• _Objective_:
Make a verbatim copy of the entries below; pictures stay out.

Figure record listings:
────────────────────

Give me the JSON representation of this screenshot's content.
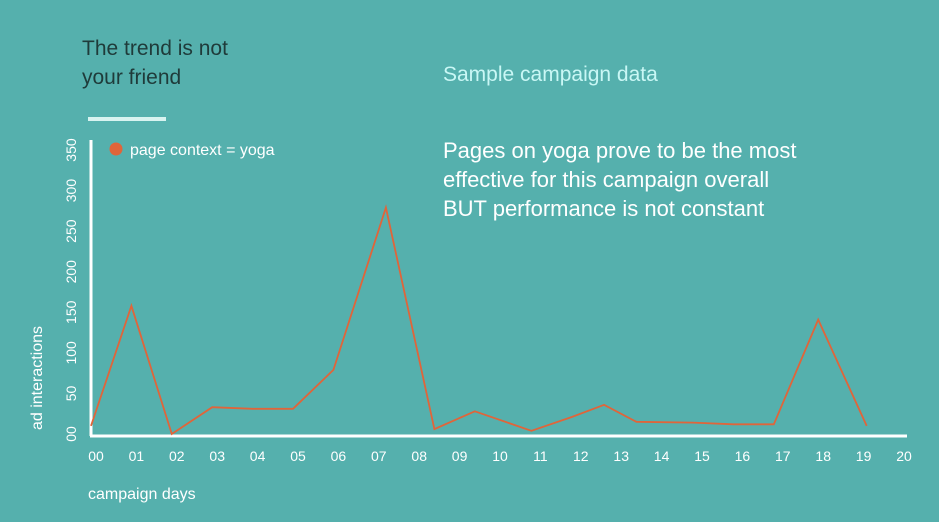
{
  "slide": {
    "title": "The trend is not\nyour friend",
    "subtitle": "Sample campaign data",
    "insight": "Pages on yoga prove to be the most\neffective for this campaign overall\nBUT performance is not constant"
  },
  "colors": {
    "background": "#55b0ad",
    "line": "#e0653a",
    "axis": "#ffffff",
    "title": "#1f3b3a",
    "subtitle": "#c9f7f5"
  },
  "chart_data": {
    "type": "line",
    "xlabel": "campaign days",
    "ylabel": "ad interactions",
    "x_ticks": [
      "00",
      "01",
      "02",
      "03",
      "04",
      "05",
      "06",
      "07",
      "08",
      "09",
      "10",
      "11",
      "12",
      "13",
      "14",
      "15",
      "16",
      "17",
      "18",
      "19",
      "20"
    ],
    "y_ticks": [
      "00",
      "50",
      "100",
      "150",
      "200",
      "250",
      "300",
      "350"
    ],
    "ylim": [
      0,
      350
    ],
    "xlim": [
      0,
      20
    ],
    "grid": false,
    "legend": {
      "position": "top-left"
    },
    "series": [
      {
        "name": "page context = yoga",
        "color": "#e0653a",
        "x": [
          0,
          1,
          2,
          3,
          4,
          5,
          6,
          7.3,
          8.5,
          9.5,
          10.9,
          11.9,
          12.7,
          13.5,
          14.9,
          15.9,
          16.9,
          18,
          19.2
        ],
        "y": [
          10,
          158,
          0,
          33,
          31,
          31,
          79,
          279,
          6,
          28,
          4,
          21,
          36,
          15,
          14,
          12,
          12,
          141,
          10
        ]
      }
    ]
  }
}
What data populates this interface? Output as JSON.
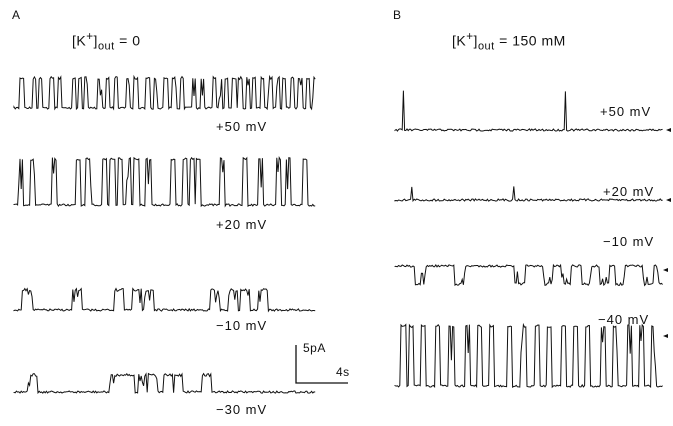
{
  "panels": [
    {
      "letter": "A",
      "condition": {
        "prefix": "[K",
        "sup": "+",
        "mid": "]",
        "sub": "out",
        "value": " = 0"
      },
      "traces": [
        {
          "label": "+50 mV",
          "events": [
            6,
            18,
            24,
            36,
            44,
            58,
            64,
            70,
            84,
            92,
            100,
            112,
            120,
            132,
            140,
            150,
            158,
            166,
            178,
            186,
            198,
            204,
            210,
            218,
            224,
            232,
            238,
            246,
            254,
            262,
            268,
            276,
            284,
            292,
            298,
            304,
            312
          ]
        },
        {
          "label": "+20 mV",
          "events": [
            4,
            16,
            38,
            62,
            72,
            88,
            96,
            104,
            112,
            120,
            132,
            156,
            168,
            176,
            182,
            206,
            228,
            244,
            262,
            272,
            288
          ]
        },
        {
          "label": "−10 mV",
          "events": [
            8,
            58,
            100,
            118,
            130,
            196,
            214,
            226,
            244
          ]
        },
        {
          "label": "−30 mV",
          "events": [
            14,
            96,
            104,
            112,
            124,
            134,
            150,
            160,
            188
          ]
        }
      ]
    },
    {
      "letter": "B",
      "condition": {
        "prefix": "[K",
        "sup": "+",
        "mid": "]",
        "sub": "out",
        "value": " = 150 mM"
      },
      "traces": [
        {
          "label": "+50 mV",
          "events": [
            8,
            170
          ]
        },
        {
          "label": "+20 mV",
          "events": [
            16,
            118,
            222,
            258
          ]
        },
        {
          "label": "−10 mV",
          "events": [
            20,
            60,
            120,
            148,
            166,
            186,
            204,
            220,
            248,
            262
          ]
        },
        {
          "label": "−40 mV",
          "events": [
            6,
            14,
            26,
            40,
            54,
            70,
            82,
            94,
            112,
            126,
            140,
            152,
            166,
            178,
            190,
            206,
            218,
            232,
            244,
            256,
            270,
            284
          ]
        }
      ]
    }
  ],
  "scale_bar": {
    "current": "5pA",
    "time": "4s"
  }
}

────────────────────

• _Exercise result_:
Give me the JSON representation of this screenshot's content.
{
  "slide": {
    "title": "The trend is not\nyour friend",
    "subtitle": "Sample campaign data",
    "insight": "Pages on yoga prove to be the most\neffective for this campaign overall\nBUT performance is not constant"
  },
  "colors": {
    "background": "#55b0ad",
    "line": "#e0653a",
    "axis": "#ffffff",
    "title": "#1f3b3a",
    "subtitle": "#c9f7f5"
  },
  "chart_data": {
    "type": "line",
    "xlabel": "campaign days",
    "ylabel": "ad interactions",
    "x_ticks": [
      "00",
      "01",
      "02",
      "03",
      "04",
      "05",
      "06",
      "07",
      "08",
      "09",
      "10",
      "11",
      "12",
      "13",
      "14",
      "15",
      "16",
      "17",
      "18",
      "19",
      "20"
    ],
    "y_ticks": [
      "00",
      "50",
      "100",
      "150",
      "200",
      "250",
      "300",
      "350"
    ],
    "ylim": [
      0,
      350
    ],
    "xlim": [
      0,
      20
    ],
    "grid": false,
    "legend": {
      "position": "top-left"
    },
    "series": [
      {
        "name": "page context = yoga",
        "color": "#e0653a",
        "x": [
          0,
          1,
          2,
          3,
          4,
          5,
          6,
          7.3,
          8.5,
          9.5,
          10.9,
          11.9,
          12.7,
          13.5,
          14.9,
          15.9,
          16.9,
          18,
          19.2
        ],
        "y": [
          10,
          158,
          0,
          33,
          31,
          31,
          79,
          279,
          6,
          28,
          4,
          21,
          36,
          15,
          14,
          12,
          12,
          141,
          10
        ]
      }
    ]
  }
}
What data populates this interface? Output as JSON.
{
  "panels": [
    {
      "letter": "A",
      "condition": {
        "prefix": "[K",
        "sup": "+",
        "mid": "]",
        "sub": "out",
        "value": " = 0"
      },
      "traces": [
        {
          "label": "+50 mV",
          "events": [
            6,
            18,
            24,
            36,
            44,
            58,
            64,
            70,
            84,
            92,
            100,
            112,
            120,
            132,
            140,
            150,
            158,
            166,
            178,
            186,
            198,
            204,
            210,
            218,
            224,
            232,
            238,
            246,
            254,
            262,
            268,
            276,
            284,
            292,
            298,
            304,
            312
          ]
        },
        {
          "label": "+20 mV",
          "events": [
            4,
            16,
            38,
            62,
            72,
            88,
            96,
            104,
            112,
            120,
            132,
            156,
            168,
            176,
            182,
            206,
            228,
            244,
            262,
            272,
            288
          ]
        },
        {
          "label": "−10 mV",
          "events": [
            8,
            58,
            100,
            118,
            130,
            196,
            214,
            226,
            244
          ]
        },
        {
          "label": "−30 mV",
          "events": [
            14,
            96,
            104,
            112,
            124,
            134,
            150,
            160,
            188
          ]
        }
      ]
    },
    {
      "letter": "B",
      "condition": {
        "prefix": "[K",
        "sup": "+",
        "mid": "]",
        "sub": "out",
        "value": " = 150 mM"
      },
      "traces": [
        {
          "label": "+50 mV",
          "events": [
            8,
            170
          ]
        },
        {
          "label": "+20 mV",
          "events": [
            16,
            118,
            222,
            258
          ]
        },
        {
          "label": "−10 mV",
          "events": [
            20,
            60,
            120,
            148,
            166,
            186,
            204,
            220,
            248,
            262
          ]
        },
        {
          "label": "−40 mV",
          "events": [
            6,
            14,
            26,
            40,
            54,
            70,
            82,
            94,
            112,
            126,
            140,
            152,
            166,
            178,
            190,
            206,
            218,
            232,
            244,
            256,
            270,
            284
          ]
        }
      ]
    }
  ],
  "scale_bar": {
    "current": "5pA",
    "time": "4s"
  }
}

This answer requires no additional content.